What is asked: Pick out and copy every line below that has the word "this".

Data extracted from a collection:
----

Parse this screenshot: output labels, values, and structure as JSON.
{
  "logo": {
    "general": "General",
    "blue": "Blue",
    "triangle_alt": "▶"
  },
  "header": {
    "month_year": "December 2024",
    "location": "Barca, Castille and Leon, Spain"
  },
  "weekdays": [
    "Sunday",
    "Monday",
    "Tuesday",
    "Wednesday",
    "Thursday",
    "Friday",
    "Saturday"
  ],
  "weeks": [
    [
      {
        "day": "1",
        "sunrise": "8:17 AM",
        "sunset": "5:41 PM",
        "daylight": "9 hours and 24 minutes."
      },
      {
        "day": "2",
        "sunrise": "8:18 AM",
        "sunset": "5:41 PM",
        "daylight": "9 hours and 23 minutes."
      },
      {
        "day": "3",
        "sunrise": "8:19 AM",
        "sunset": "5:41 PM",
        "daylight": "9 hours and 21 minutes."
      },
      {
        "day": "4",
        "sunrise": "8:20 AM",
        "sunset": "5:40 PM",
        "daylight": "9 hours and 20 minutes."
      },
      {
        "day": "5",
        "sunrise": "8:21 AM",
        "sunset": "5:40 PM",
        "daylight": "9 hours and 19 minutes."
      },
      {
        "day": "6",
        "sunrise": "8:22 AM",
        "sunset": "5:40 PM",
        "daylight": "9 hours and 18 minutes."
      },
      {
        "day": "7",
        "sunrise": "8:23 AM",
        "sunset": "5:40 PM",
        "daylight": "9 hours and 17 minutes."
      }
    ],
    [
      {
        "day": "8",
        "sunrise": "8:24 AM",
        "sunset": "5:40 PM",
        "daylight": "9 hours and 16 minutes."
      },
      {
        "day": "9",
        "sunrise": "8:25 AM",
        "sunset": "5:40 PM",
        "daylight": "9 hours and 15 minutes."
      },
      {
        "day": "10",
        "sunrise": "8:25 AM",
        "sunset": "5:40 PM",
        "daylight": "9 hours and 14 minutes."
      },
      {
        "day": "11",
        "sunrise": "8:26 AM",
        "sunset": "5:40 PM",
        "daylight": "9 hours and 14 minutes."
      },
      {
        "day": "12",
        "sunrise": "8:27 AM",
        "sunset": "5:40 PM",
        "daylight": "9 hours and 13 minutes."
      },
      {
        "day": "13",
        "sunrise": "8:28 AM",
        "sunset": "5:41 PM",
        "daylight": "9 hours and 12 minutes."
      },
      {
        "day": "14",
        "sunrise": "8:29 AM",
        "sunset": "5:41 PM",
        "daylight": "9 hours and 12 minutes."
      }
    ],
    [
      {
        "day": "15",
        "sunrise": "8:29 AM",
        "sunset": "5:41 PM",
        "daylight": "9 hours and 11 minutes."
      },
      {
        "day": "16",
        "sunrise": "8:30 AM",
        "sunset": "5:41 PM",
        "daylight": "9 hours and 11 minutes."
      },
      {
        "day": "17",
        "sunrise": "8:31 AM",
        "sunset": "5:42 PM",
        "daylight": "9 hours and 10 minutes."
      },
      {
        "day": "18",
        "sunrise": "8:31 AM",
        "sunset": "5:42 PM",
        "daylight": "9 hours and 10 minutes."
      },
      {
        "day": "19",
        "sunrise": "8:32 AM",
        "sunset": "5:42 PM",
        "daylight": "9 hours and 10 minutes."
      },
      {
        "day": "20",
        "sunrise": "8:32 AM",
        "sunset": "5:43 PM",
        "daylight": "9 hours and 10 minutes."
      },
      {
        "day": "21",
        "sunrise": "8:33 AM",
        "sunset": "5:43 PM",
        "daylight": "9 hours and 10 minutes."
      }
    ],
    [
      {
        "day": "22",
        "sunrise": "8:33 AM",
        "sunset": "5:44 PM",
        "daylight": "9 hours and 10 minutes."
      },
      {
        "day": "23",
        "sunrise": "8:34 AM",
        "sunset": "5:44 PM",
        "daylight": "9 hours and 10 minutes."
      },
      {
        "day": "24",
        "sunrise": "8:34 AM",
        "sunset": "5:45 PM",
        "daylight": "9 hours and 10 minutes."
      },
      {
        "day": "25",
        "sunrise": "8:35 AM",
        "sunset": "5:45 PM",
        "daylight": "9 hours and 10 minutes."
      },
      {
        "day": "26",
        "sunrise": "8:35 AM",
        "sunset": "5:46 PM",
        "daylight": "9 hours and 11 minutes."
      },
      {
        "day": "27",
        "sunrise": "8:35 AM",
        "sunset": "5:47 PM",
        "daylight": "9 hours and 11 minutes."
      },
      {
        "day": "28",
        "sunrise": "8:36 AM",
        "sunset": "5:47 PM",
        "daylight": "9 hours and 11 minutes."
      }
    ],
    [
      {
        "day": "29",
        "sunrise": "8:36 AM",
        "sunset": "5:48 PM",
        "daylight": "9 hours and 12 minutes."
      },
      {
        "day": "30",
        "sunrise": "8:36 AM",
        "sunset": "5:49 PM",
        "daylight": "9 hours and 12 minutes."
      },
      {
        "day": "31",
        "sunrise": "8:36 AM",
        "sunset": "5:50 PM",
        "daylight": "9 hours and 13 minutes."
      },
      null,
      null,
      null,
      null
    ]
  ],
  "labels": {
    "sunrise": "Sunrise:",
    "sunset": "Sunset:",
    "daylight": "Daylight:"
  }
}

----

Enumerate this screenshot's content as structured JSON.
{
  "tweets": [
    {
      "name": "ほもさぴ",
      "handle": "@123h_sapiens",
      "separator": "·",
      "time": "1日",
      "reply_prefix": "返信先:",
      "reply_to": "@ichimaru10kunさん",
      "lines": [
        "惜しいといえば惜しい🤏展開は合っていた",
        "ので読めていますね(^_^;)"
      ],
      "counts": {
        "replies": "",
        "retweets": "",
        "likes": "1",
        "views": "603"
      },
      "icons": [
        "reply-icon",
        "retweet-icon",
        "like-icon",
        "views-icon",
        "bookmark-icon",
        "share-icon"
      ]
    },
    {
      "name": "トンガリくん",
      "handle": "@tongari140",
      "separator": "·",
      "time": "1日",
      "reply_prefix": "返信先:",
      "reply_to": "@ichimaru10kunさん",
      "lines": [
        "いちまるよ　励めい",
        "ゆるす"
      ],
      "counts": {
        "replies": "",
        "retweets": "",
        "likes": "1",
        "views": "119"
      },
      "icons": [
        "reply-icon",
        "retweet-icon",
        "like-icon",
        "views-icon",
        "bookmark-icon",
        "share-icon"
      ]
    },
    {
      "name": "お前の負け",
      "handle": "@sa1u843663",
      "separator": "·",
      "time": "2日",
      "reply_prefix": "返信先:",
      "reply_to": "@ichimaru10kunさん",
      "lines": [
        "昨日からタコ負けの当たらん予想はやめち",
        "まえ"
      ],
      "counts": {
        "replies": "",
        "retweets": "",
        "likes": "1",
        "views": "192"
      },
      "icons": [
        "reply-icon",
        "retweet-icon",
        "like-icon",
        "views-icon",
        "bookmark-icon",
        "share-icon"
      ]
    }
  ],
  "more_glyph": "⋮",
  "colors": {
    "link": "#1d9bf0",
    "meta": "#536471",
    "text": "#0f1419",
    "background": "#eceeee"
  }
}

----

Written answer:
Parse this screenshot: output labels, values, and structure as JSON.
Enumerate this screenshot's content as structured JSON.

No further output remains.